>> Begin RECORDS FOR THIS TASK
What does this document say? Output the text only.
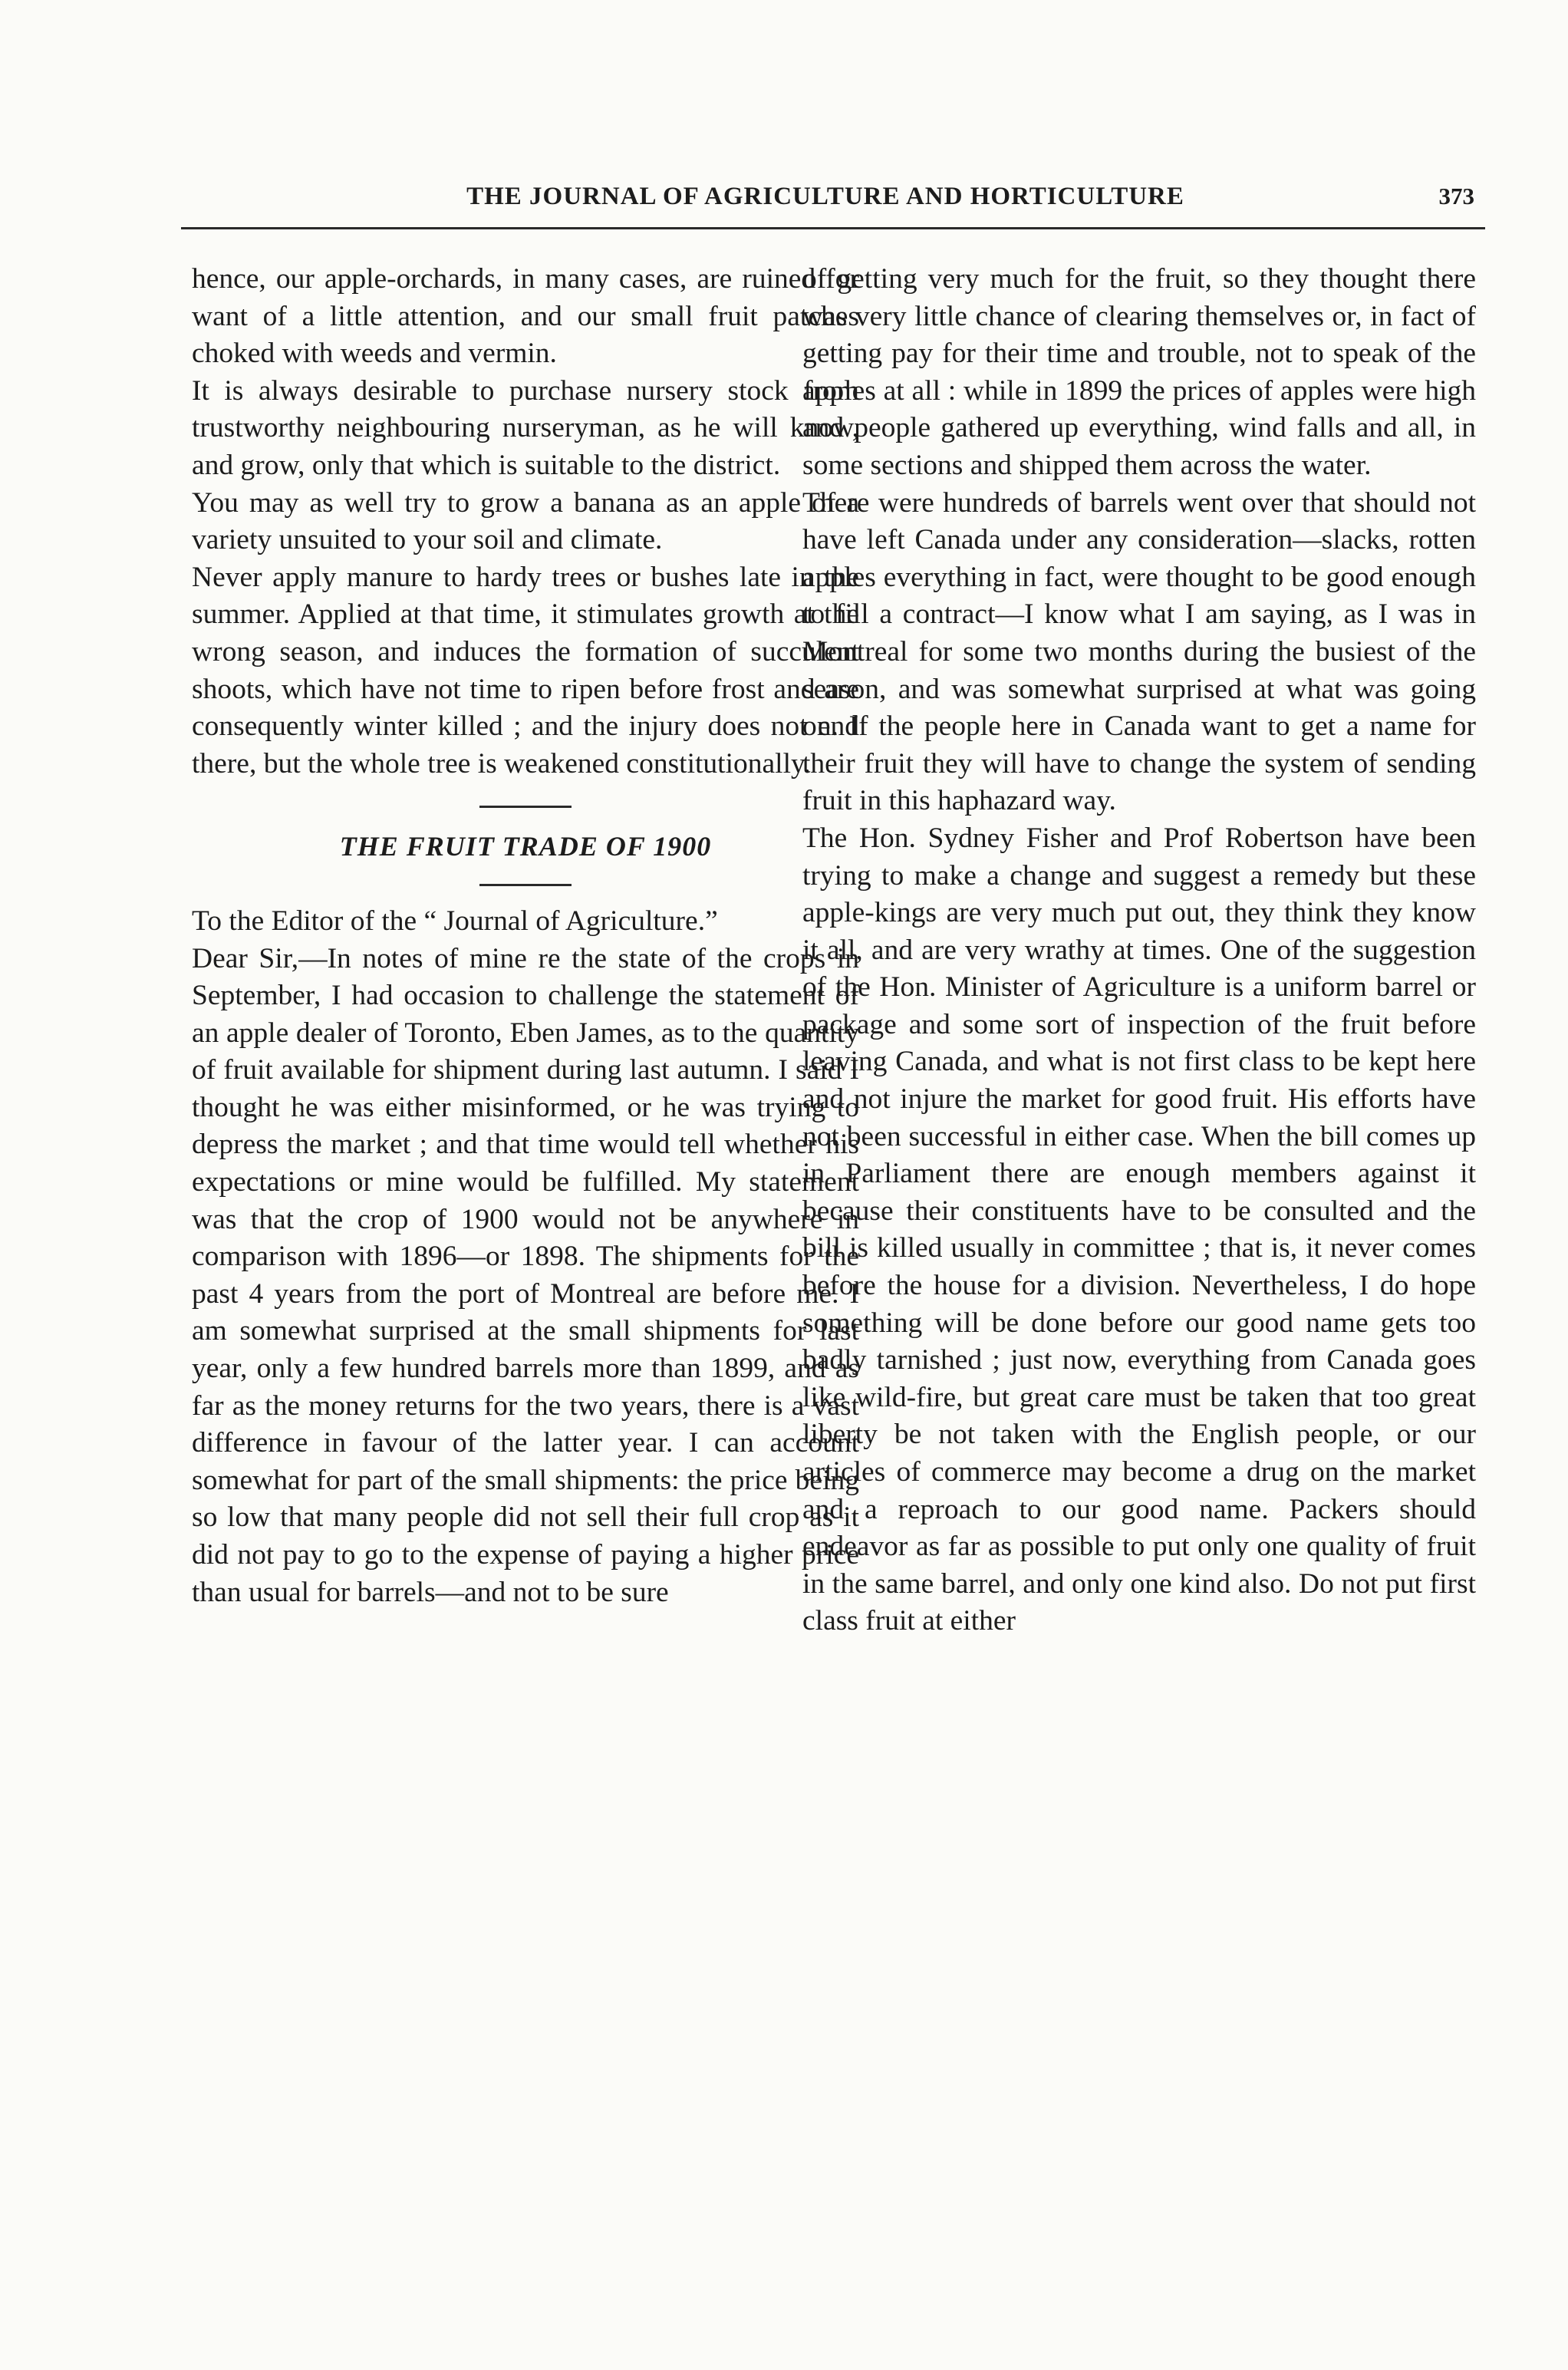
THE JOURNAL OF AGRICULTURE AND HORTICULTURE	373

hence, our apple-orchards, in many cases, are ruined for want of a little attention, and our small fruit patches choked with weeds and vermin.

It is always desirable to purchase nursery stock from trustworthy neighbouring nurseryman, as he will know, and grow, only that which is suitable to the district.

You may as well try to grow a banana as an apple of a variety unsuited to your soil and climate.

Never apply manure to hardy trees or bushes late in the summer. Applied at that time, it stimulates growth at the wrong season, and induces the formation of succulent shoots, which have not time to ripen before frost and are consequently winter killed ; and the injury does not end there, but the whole tree is weakened constitutionally.

THE FRUIT TRADE OF 1900

To the Editor of the “ Journal of Agriculture.”

Dear Sir,—In notes of mine re the state of the crops in September, I had occasion to challenge the statement of an apple dealer of Toronto, Eben James, as to the quantity of fruit available for shipment during last autumn. I said I thought he was either misinformed, or he was trying to depress the market ; and that time would tell whether his expectations or mine would be fulfilled. My statement was that the crop of 1900 would not be anywhere in comparison with 1896—or 1898. The shipments for the past 4 years from the port of Montreal are before me. I am somewhat surprised at the small shipments for last year, only a few hundred barrels more than 1899, and as far as the money returns for the two years, there is a vast difference in favour of the latter year. I can account somewhat for part of the small shipments: the price being so low that many people did not sell their full crop as it did not pay to go to the expense of paying a higher price than usual for barrels—and not to be sure

of getting very much for the fruit, so they thought there was very little chance of clearing themselves or, in fact of getting pay for their time and trouble, not to speak of the apples at all : while in 1899 the prices of apples were high and people gathered up everything, wind falls and all, in some sections and shipped them across the water.

There were hundreds of barrels went over that should not have left Canada under any consideration—slacks, rotten apples everything in fact, were thought to be good enough to fill a contract—I know what I am saying, as I was in Montreal for some two months during the busiest of the season, and was somewhat surprised at what was going on. If the people here in Canada want to get a name for their fruit they will have to change the system of sending fruit in this haphazard way.

The Hon. Sydney Fisher and Prof Robertson have been trying to make a change and suggest a remedy but these apple-kings are very much put out, they think they know it all, and are very wrathy at times. One of the suggestion of the Hon. Minister of Agriculture is a uniform barrel or package and some sort of inspection of the fruit before leaving Canada, and what is not first class to be kept here and not injure the market for good fruit. His efforts have not been successful in either case. When the bill comes up in Parliament there are enough members against it because their constituents have to be consulted and the bill is killed usually in committee ; that is, it never comes before the house for a division. Nevertheless, I do hope something will be done before our good name gets too badly tarnished ; just now, everything from Canada goes like wild-fire, but great care must be taken that too great liberty be not taken with the English people, or our articles of commerce may become a drug on the market and a reproach to our good name. Packers should endeavor as far as possible to put only one quality of fruit in the same barrel, and only one kind also. Do not put first class fruit at either
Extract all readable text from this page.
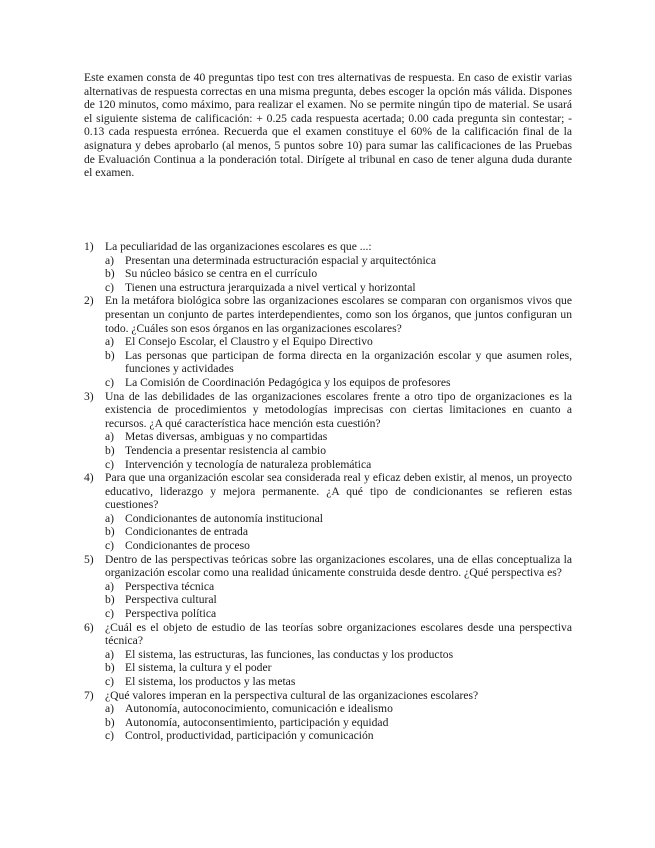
Este examen consta de 40 preguntas tipo test con tres alternativas de respuesta. En caso de existir varias alternativas de respuesta correctas en una misma pregunta, debes escoger la opción más válida. Dispones de 120 minutos, como máximo, para realizar el examen. No se permite ningún tipo de material. Se usará el siguiente sistema de calificación: + 0.25 cada respuesta acertada; 0.00 cada pregunta sin contestar; - 0.13 cada respuesta errónea. Recuerda que el examen constituye el 60% de la calificación final de la asignatura y debes aprobarlo (al menos, 5 puntos sobre 10) para sumar las calificaciones de las Pruebas de Evaluación Continua a la ponderación total. Dirígete al tribunal en caso de tener alguna duda durante el examen.

1) La peculiaridad de las organizaciones escolares es que ...:
a) Presentan una determinada estructuración espacial y arquitectónica
b) Su núcleo básico se centra en el currículo
c) Tienen una estructura jerarquizada a nivel vertical y horizontal
2) En la metáfora biológica sobre las organizaciones escolares se comparan con organismos vivos que presentan un conjunto de partes interdependientes, como son los órganos, que juntos configuran un todo. ¿Cuáles son esos órganos en las organizaciones escolares?
a) El Consejo Escolar, el Claustro y el Equipo Directivo
b) Las personas que participan de forma directa en la organización escolar y que asumen roles, funciones y actividades
c) La Comisión de Coordinación Pedagógica y los equipos de profesores
3) Una de las debilidades de las organizaciones escolares frente a otro tipo de organizaciones es la existencia de procedimientos y metodologías imprecisas con ciertas limitaciones en cuanto a recursos. ¿A qué característica hace mención esta cuestión?
a) Metas diversas, ambiguas y no compartidas
b) Tendencia a presentar resistencia al cambio
c) Intervención y tecnología de naturaleza problemática
4) Para que una organización escolar sea considerada real y eficaz deben existir, al menos, un proyecto educativo, liderazgo y mejora permanente. ¿A qué tipo de condicionantes se refieren estas cuestiones?
a) Condicionantes de autonomía institucional
b) Condicionantes de entrada
c) Condicionantes de proceso
5) Dentro de las perspectivas teóricas sobre las organizaciones escolares, una de ellas conceptualiza la organización escolar como una realidad únicamente construida desde dentro. ¿Qué perspectiva es?
a) Perspectiva técnica
b) Perspectiva cultural
c) Perspectiva política
6) ¿Cuál es el objeto de estudio de las teorías sobre organizaciones escolares desde una perspectiva técnica?
a) El sistema, las estructuras, las funciones, las conductas y los productos
b) El sistema, la cultura y el poder
c) El sistema, los productos y las metas
7) ¿Qué valores imperan en la perspectiva cultural de las organizaciones escolares?
a) Autonomía, autoconocimiento, comunicación e idealismo
b) Autonomía, autoconsentimiento, participación y equidad
c) Control, productividad, participación y comunicación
>> End RECORDS FOR THIS TASK
### SHORT EXERCISE
Collect each line above holding the string "organización".

### ANSWER IN FULL
b) Las personas que participan de forma directa en la organización escolar y que asumen roles, funciones y actividades
4) Para que una organización escolar sea considerada real y eficaz deben existir, al menos, un proyecto educativo, liderazgo y mejora permanente. ¿A qué tipo de condicionantes se refieren estas cuestiones?
5) Dentro de las perspectivas teóricas sobre las organizaciones escolares, una de ellas conceptualiza la organización escolar como una realidad únicamente construida desde dentro. ¿Qué perspectiva es?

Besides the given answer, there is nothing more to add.